• _Written task_: In full and without deviation, write out the entries that follow.

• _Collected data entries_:
_ _ _ _ _

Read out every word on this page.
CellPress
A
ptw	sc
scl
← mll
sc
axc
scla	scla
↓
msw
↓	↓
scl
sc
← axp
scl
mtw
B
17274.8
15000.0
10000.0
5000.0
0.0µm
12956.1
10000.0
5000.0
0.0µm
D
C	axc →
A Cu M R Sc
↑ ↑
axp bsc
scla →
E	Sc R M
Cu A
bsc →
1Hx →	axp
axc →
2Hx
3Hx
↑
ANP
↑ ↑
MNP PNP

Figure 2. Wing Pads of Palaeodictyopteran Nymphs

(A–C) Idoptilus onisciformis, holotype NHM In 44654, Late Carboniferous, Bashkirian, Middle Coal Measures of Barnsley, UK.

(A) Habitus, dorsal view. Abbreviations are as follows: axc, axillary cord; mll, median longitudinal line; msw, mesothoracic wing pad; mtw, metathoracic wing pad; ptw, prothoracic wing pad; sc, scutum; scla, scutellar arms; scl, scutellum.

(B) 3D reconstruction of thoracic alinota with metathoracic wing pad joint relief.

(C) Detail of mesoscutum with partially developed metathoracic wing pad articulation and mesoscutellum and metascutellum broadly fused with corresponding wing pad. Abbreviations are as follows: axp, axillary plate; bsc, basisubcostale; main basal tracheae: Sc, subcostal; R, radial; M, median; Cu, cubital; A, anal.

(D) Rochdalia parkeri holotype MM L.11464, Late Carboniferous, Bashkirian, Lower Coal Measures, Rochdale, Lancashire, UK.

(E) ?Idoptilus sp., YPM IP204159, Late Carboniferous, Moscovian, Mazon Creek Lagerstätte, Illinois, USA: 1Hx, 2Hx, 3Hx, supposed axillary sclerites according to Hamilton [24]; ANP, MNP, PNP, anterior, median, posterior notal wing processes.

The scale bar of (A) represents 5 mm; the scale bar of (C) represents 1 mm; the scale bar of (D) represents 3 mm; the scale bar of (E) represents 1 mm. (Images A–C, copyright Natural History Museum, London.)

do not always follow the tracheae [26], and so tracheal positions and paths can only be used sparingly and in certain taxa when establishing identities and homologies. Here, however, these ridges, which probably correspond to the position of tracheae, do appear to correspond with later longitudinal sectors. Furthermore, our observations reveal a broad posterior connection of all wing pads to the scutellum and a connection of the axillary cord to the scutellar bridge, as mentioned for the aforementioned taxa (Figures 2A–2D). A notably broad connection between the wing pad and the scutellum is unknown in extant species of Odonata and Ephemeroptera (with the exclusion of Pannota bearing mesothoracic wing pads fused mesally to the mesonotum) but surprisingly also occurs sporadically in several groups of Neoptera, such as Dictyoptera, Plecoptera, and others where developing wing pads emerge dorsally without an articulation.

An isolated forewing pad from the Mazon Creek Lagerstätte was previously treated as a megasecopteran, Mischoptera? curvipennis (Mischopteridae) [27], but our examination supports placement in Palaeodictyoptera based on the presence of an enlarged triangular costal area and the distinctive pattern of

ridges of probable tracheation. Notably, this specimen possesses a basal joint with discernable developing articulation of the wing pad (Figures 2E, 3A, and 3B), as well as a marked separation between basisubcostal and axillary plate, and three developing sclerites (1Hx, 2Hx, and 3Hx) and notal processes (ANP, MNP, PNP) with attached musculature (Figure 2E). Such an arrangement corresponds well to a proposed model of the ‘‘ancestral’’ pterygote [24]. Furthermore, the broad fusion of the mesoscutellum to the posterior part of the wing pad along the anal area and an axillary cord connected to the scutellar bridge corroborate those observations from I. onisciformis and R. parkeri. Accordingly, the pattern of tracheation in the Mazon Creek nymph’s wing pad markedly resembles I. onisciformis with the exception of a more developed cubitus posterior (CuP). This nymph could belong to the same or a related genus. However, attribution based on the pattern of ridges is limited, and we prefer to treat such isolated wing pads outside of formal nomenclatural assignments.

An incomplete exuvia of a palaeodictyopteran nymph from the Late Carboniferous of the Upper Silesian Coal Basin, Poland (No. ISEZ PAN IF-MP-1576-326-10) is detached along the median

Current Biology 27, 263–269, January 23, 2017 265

_ _ _ _ _

• _Result of the task_:
Read out every word on this page.
CellPress
A
ptw	sc
scl
← mll
sc
axc
scla	scla
↓
msw
↓	↓
scl
sc
← axp
scl
mtw
B
17274.8
15000.0
10000.0
5000.0
0.0µm
12956.1
10000.0
5000.0
0.0µm
D
C	axc →
A Cu M R Sc
↑ ↑
axp bsc
scla →
E	Sc R M
Cu A
bsc →
1Hx →	axp
axc →
2Hx
3Hx
↑
ANP
↑ ↑
MNP PNP

Figure 2. Wing Pads of Palaeodictyopteran Nymphs

(A–C) Idoptilus onisciformis, holotype NHM In 44654, Late Carboniferous, Bashkirian, Middle Coal Measures of Barnsley, UK.

(A) Habitus, dorsal view. Abbreviations are as follows: axc, axillary cord; mll, median longitudinal line; msw, mesothoracic wing pad; mtw, metathoracic wing pad; ptw, prothoracic wing pad; sc, scutum; scla, scutellar arms; scl, scutellum.

(B) 3D reconstruction of thoracic alinota with metathoracic wing pad joint relief.

(C) Detail of mesoscutum with partially developed metathoracic wing pad articulation and mesoscutellum and metascutellum broadly fused with corresponding wing pad. Abbreviations are as follows: axp, axillary plate; bsc, basisubcostale; main basal tracheae: Sc, subcostal; R, radial; M, median; Cu, cubital; A, anal.

(D) Rochdalia parkeri holotype MM L.11464, Late Carboniferous, Bashkirian, Lower Coal Measures, Rochdale, Lancashire, UK.

(E) ?Idoptilus sp., YPM IP204159, Late Carboniferous, Moscovian, Mazon Creek Lagerstätte, Illinois, USA: 1Hx, 2Hx, 3Hx, supposed axillary sclerites according to Hamilton [24]; ANP, MNP, PNP, anterior, median, posterior notal wing processes.

The scale bar of (A) represents 5 mm; the scale bar of (C) represents 1 mm; the scale bar of (D) represents 3 mm; the scale bar of (E) represents 1 mm. (Images A–C, copyright Natural History Museum, London.)

do not always follow the tracheae [26], and so tracheal positions and paths can only be used sparingly and in certain taxa when establishing identities and homologies. Here, however, these ridges, which probably correspond to the position of tracheae, do appear to correspond with later longitudinal sectors. Furthermore, our observations reveal a broad posterior connection of all wing pads to the scutellum and a connection of the axillary cord to the scutellar bridge, as mentioned for the aforementioned taxa (Figures 2A–2D). A notably broad connection between the wing pad and the scutellum is unknown in extant species of Odonata and Ephemeroptera (with the exclusion of Pannota bearing mesothoracic wing pads fused mesally to the mesonotum) but surprisingly also occurs sporadically in several groups of Neoptera, such as Dictyoptera, Plecoptera, and others where developing wing pads emerge dorsally without an articulation.

An isolated forewing pad from the Mazon Creek Lagerstätte was previously treated as a megasecopteran, Mischoptera? curvipennis (Mischopteridae) [27], but our examination supports placement in Palaeodictyoptera based on the presence of an enlarged triangular costal area and the distinctive pattern of

ridges of probable tracheation. Notably, this specimen possesses a basal joint with discernable developing articulation of the wing pad (Figures 2E, 3A, and 3B), as well as a marked separation between basisubcostal and axillary plate, and three developing sclerites (1Hx, 2Hx, and 3Hx) and notal processes (ANP, MNP, PNP) with attached musculature (Figure 2E). Such an arrangement corresponds well to a proposed model of the ‘‘ancestral’’ pterygote [24]. Furthermore, the broad fusion of the mesoscutellum to the posterior part of the wing pad along the anal area and an axillary cord connected to the scutellar bridge corroborate those observations from I. onisciformis and R. parkeri. Accordingly, the pattern of tracheation in the Mazon Creek nymph’s wing pad markedly resembles I. onisciformis with the exception of a more developed cubitus posterior (CuP). This nymph could belong to the same or a related genus. However, attribution based on the pattern of ridges is limited, and we prefer to treat such isolated wing pads outside of formal nomenclatural assignments.

An incomplete exuvia of a palaeodictyopteran nymph from the Late Carboniferous of the Upper Silesian Coal Basin, Poland (No. ISEZ PAN IF-MP-1576-326-10) is detached along the median

Current Biology 27, 263–269, January 23, 2017 265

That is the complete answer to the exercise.